====== Vorliegender Text ======
Fachbeitrag | Beitrag aus „Praxishandbuch Erdbau, Entwässerung, Wegebau“
15.03.2016

1 Baugruben und Leitungsgräben – ohne Verbau

Erdbau, Entwässerung, Wegebau

Begriff

Der Aushub von Gruben und Gräben dient der Herstellung von Bauten oder Bauteilen, die unter der Geländeoberfläche liegen. Die Ausschachtungen können dabei flächig als Gruben oder linienförmig als Gräben ausgeführt werden. Man unterscheidet nicht verbaute Gruben und Gräben, die von Böschungen und ggf. Bermen begrenzt werden, und solche, die durch einen Verbau gesichert werden. Inhalt dieses Texts sind unverbaute Gräben und Gruben. Entscheidend ist die Standfestigkeit, um Schäden an angrenzenden Bauwerken, Unfälle und Todesfälle zu vermeiden.

Regelwerke

Bezug: www.beuth.de

  • DIN 1054 Baugrund – Sicherheitsnachweise im Erd- und Grundbau – Ergänzende Regelungen zu DIN EN 1997-1

  • DIN 4084 Baugrund – Geländebruchberechnungen

  • DIN 4123 Gebäudesicherung im Bereich von Ausschachtungen, Gründungen, Unterfangungen

  • DIN 4124 Baugruben und Gräben, Böschungen, Arbeitsraumbreiten, Verbau

  • DIN 18300 Erdarbeiten (VOB Teil C)

Anforderungen

Baugruben und Gräben müssen sorgfältig geplant werden, weil die spätere Ausführung unmittelbar an der haftungsrechtlichen Schnittstelle stattfindet: Der Auftraggeber haftet grundsätzlich für Art, Güte sowie Beschaffenheit des Baugrunds, der Auftragnehmer für die Qualität seiner Arbeit. Somit können die Konsequenzen des unsachgemäßen Umgangs mit einem problematischen Baugrund durchaus einer ausführenden Fachfirma angelastet werden, wenn die Boden- und Grundwasserverhältnisse vor Baubeginn bekannt waren.
====== Extrahiertes Material ======
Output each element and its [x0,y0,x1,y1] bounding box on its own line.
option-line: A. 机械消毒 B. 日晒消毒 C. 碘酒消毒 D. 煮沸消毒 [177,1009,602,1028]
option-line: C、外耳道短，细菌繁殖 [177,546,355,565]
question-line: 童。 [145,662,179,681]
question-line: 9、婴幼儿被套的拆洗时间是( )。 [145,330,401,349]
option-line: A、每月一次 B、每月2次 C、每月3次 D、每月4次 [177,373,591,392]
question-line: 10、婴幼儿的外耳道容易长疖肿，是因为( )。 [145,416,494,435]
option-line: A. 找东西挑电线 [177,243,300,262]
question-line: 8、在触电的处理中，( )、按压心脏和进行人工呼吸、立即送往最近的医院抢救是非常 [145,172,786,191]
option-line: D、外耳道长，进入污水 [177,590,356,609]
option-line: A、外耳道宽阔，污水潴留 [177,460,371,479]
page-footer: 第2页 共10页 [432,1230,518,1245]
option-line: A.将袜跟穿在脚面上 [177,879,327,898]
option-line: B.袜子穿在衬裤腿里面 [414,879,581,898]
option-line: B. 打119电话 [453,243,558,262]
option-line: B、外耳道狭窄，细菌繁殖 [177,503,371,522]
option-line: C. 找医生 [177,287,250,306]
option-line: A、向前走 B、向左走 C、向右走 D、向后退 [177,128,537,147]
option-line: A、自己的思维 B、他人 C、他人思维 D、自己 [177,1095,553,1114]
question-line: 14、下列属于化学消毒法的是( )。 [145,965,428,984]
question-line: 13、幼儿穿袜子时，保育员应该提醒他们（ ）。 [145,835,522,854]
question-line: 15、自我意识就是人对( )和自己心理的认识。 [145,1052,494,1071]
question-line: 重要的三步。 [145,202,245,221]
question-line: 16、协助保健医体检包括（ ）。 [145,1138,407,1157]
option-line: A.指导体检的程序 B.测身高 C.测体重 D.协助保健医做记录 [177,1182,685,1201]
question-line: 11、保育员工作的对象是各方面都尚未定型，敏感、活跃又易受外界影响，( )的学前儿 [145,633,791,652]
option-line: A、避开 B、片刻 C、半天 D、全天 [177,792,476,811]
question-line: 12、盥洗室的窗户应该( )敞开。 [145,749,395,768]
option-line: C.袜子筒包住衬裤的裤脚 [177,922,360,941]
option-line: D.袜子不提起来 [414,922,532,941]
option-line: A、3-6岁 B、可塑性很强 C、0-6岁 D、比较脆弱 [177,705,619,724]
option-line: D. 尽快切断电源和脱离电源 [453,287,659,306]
======
Arbeitsauftrag
Wofür haftet der Auftraggeber laut dem Fachbeitrag zu Baugruben und Leitungsgräben grundsätzlich? Antworten Sie bitte in einem Satz.

Ausgearbeitete Lösung
Der Auftraggeber haftet grundsätzlich für Art, Güte sowie Beschaffenheit des Baugrunds.